**Pedido escrito 1:**
Segundo o excerto de texto sobre prensagens de discos em vinil, por que razão a edição de Holland, dos Beach Boys, é uma exceção à regra de escolher a primeira versão de cada disco?

**Excerto de texto:**
= = = = = = =
Um outro disco que teve grande importância na época em que saiu e em que o ouvi pela primeira vez, em 1972 é o Harvest, de Neil Young, uma obra com sonoridades acústicas, com harmónica misturada no som da guitarra Martin e com uma vez timbrada de juventude, do artista cujos discos fui coleccionando até aos anos oitenta. 

Tal como o Eldorado, este disco de Neil Young apreciei-o desde logo pelas músicas que passavam num rádio de pilhas e em fm mono. "Out on a weekend" que começa o disco foi assim ouvido e nunca mais esquecido. Só alguns anos depois despertou o interesse em ouvir o som melhorado do vinil original.

Quando nos anos oitenta saiu uma reprensagem do album, na série "nice price" e de origem alemã, tal como dezenas ou centenas de outras na época da nossa entrada na CEE e no autêntico dumping que nos atingiu comercialmente, ouvi esse disco integralmente em vinil e na aparelhagem já de maior qualidade ( Thorens TD 166 MkII, com cabeça da Audio-Technica, moving coil AF F-5). O disco pareceu-me bem gravado, com sonoridade muito superior à que me lembrava de ouvir muitos anos antes. Durante algum tempo foi essa a versão que escutei, a par de edições em cd e até em dvd-audio, um quantum leap na qualidade de reprodução digital. 

Não obstante, logo que encontrei uma versão diversa em vinil, nesse caso inglesa e original, experimentei e pareceu-me um pouco melhor. Algum tempo depois tentei a versão original americana, com referência MS 2032, Sterling LH, o máximo que se pode esperar na reprodução desse disco em vinil. 

Porém, arranjei duas versões da mesma época. Uma delas prensada pela casa Pitman e outra pela Terre Haute. A diferença não é irrelevante porque a da Terre Haute bate aos pontos a outra. Tal como bate a recente reedição dos 50 anos desse mesmo disco, tida como aperfeiçoada e vendida como tal. 


Os discos são todos iguais? Não são nem soam todos da mesma maneira, como fui descobrindo ao longo dos anos, ouvindo esta e aquela versão. Quem quiser a melhor de cada um deve escolher a primeira. Com algumas excepções como é por exemplo esta:


Esta edição do disco dos Beach Boys, Holland, publicado  no início de 1973 e que se ouvia em Portugal há 50 anos, é inferior, em modo sonoro,  à reedição recente  que inclui ainda o disco do ano anterior, Carl and the Passions-So Tough. A diferença é imediatamente perceptível pela maior clareza e abertura dinâmica do som que pode ouvir.
= = = = = = =
**Informação fornecida:**
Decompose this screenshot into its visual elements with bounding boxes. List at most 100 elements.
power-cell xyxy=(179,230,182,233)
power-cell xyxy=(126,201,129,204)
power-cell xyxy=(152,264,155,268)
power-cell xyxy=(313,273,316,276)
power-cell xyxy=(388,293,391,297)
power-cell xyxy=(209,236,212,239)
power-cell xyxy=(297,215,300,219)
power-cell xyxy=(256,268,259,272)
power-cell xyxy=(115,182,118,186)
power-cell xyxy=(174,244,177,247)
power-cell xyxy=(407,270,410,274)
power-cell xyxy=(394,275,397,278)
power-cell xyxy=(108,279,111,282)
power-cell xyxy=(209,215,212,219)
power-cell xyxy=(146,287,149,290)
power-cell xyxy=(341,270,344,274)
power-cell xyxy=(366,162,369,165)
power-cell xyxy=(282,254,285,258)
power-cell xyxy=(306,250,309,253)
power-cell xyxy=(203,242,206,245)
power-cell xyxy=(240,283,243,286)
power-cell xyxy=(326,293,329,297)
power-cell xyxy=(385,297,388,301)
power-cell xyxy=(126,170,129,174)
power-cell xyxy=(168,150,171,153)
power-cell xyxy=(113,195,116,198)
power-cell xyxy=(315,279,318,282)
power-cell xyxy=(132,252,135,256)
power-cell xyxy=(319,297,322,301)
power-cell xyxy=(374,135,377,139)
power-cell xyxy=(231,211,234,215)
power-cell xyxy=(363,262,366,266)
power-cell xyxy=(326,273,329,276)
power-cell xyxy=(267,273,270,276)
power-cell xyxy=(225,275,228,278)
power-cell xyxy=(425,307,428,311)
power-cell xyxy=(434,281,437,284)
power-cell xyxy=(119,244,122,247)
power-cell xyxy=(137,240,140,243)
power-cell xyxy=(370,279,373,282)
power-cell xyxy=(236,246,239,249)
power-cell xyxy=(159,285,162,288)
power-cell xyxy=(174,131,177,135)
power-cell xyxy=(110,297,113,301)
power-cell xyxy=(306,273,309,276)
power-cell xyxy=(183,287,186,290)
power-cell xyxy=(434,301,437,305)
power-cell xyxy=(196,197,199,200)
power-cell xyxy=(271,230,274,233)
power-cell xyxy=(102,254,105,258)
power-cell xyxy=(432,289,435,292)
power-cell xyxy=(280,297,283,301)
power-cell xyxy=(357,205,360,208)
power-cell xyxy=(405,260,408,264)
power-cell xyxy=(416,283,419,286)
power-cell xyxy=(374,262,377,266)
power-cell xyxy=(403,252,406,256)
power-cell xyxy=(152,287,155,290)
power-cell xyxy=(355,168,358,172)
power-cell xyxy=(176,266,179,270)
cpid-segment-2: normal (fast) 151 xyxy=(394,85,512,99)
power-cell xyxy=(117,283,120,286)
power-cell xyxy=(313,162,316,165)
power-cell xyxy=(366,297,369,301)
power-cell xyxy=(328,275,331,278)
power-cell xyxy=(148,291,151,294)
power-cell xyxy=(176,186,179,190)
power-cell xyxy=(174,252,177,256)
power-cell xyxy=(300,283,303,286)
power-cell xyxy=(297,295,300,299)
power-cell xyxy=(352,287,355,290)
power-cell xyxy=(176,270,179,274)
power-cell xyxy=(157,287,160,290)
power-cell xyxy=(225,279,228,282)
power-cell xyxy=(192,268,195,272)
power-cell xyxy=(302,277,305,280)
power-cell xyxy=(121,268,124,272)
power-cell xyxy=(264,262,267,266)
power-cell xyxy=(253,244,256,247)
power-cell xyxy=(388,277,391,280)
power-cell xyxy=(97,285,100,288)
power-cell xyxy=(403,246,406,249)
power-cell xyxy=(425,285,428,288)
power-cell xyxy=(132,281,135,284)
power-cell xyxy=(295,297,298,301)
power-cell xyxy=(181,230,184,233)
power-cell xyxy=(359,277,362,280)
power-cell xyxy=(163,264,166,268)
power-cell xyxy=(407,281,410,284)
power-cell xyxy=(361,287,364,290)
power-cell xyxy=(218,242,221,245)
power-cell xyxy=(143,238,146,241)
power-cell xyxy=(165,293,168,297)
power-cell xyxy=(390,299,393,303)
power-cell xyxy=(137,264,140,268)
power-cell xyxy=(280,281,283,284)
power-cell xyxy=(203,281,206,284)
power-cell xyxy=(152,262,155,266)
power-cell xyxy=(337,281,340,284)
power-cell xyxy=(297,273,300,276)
= = = = = = =
**Pedido escrito 2:**
Renomeie "screenshot" para "captura de ecrã" em tudo o que vai do início dos registos até à linha que contém "power-cell xyxy=(174,244,177,247)", inclusive. Devolva só essas linhas, sem outra alteração.

**Resposta 1:**
Porque essa edição é inferior, em modo sonoro, à reedição recente, que inclui ainda o disco do ano anterior, Carl and the Passions-So Tough. A diferença é imediatamente perceptível pela maior clareza e abertura dinâmica do som.

**Resposta 2:**
Decompose this captura de ecrã into its visual elements with bounding boxes. List at most 100 elements.
power-cell xyxy=(179,230,182,233)
power-cell xyxy=(126,201,129,204)
power-cell xyxy=(152,264,155,268)
power-cell xyxy=(313,273,316,276)
power-cell xyxy=(388,293,391,297)
power-cell xyxy=(209,236,212,239)
power-cell xyxy=(297,215,300,219)
power-cell xyxy=(256,268,259,272)
power-cell xyxy=(115,182,118,186)
power-cell xyxy=(174,244,177,247)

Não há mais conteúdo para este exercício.